Material provided:
---
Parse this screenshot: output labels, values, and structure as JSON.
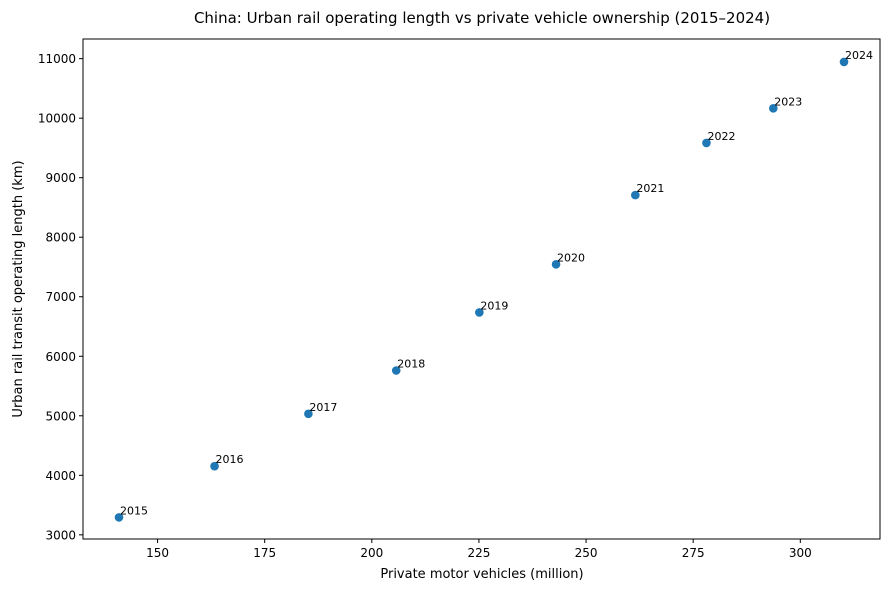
{
  "chart_data": {
    "type": "scatter",
    "title": "China: Urban rail operating length vs private vehicle ownership (2015–2024)",
    "xlabel": "Private motor vehicles (million)",
    "ylabel": "Urban rail transit operating length (km)",
    "xlim": [
      132.6,
      318.6
    ],
    "ylim": [
      2930,
      11330
    ],
    "xticks": [
      150,
      175,
      200,
      225,
      250,
      275,
      300
    ],
    "yticks": [
      3000,
      4000,
      5000,
      6000,
      7000,
      8000,
      9000,
      10000,
      11000
    ],
    "grid": false,
    "marker_color": "#1f77b4",
    "points": [
      {
        "label": "2015",
        "x": 141.0,
        "y": 3293
      },
      {
        "label": "2016",
        "x": 163.3,
        "y": 4153
      },
      {
        "label": "2017",
        "x": 185.2,
        "y": 5033
      },
      {
        "label": "2018",
        "x": 205.7,
        "y": 5761
      },
      {
        "label": "2019",
        "x": 225.1,
        "y": 6736
      },
      {
        "label": "2020",
        "x": 243.0,
        "y": 7545
      },
      {
        "label": "2021",
        "x": 261.5,
        "y": 8708
      },
      {
        "label": "2022",
        "x": 278.1,
        "y": 9584
      },
      {
        "label": "2023",
        "x": 293.7,
        "y": 10165
      },
      {
        "label": "2024",
        "x": 310.2,
        "y": 10945
      }
    ]
  }
}
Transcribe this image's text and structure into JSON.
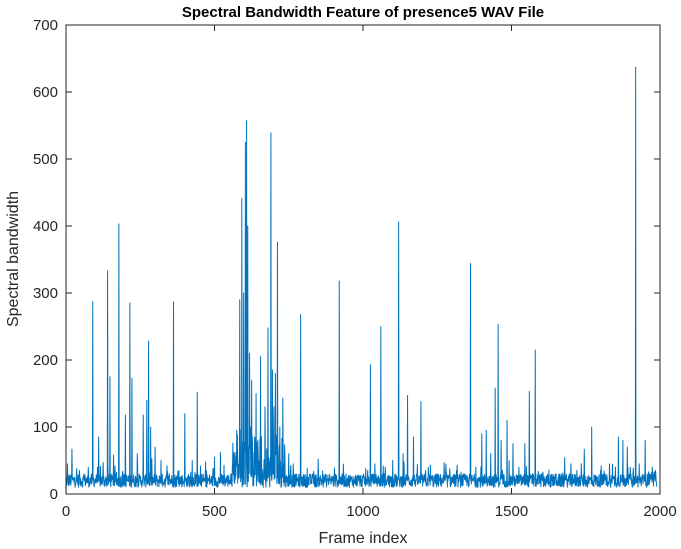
---
Exercise task:
Among the entries above, identify all lines with "length" and copy them.

Expected output:
    "title": "China: Urban rail operating length vs private vehicle ownership (2015–2024)",
    "ylabel": "Urban rail transit operating length (km)",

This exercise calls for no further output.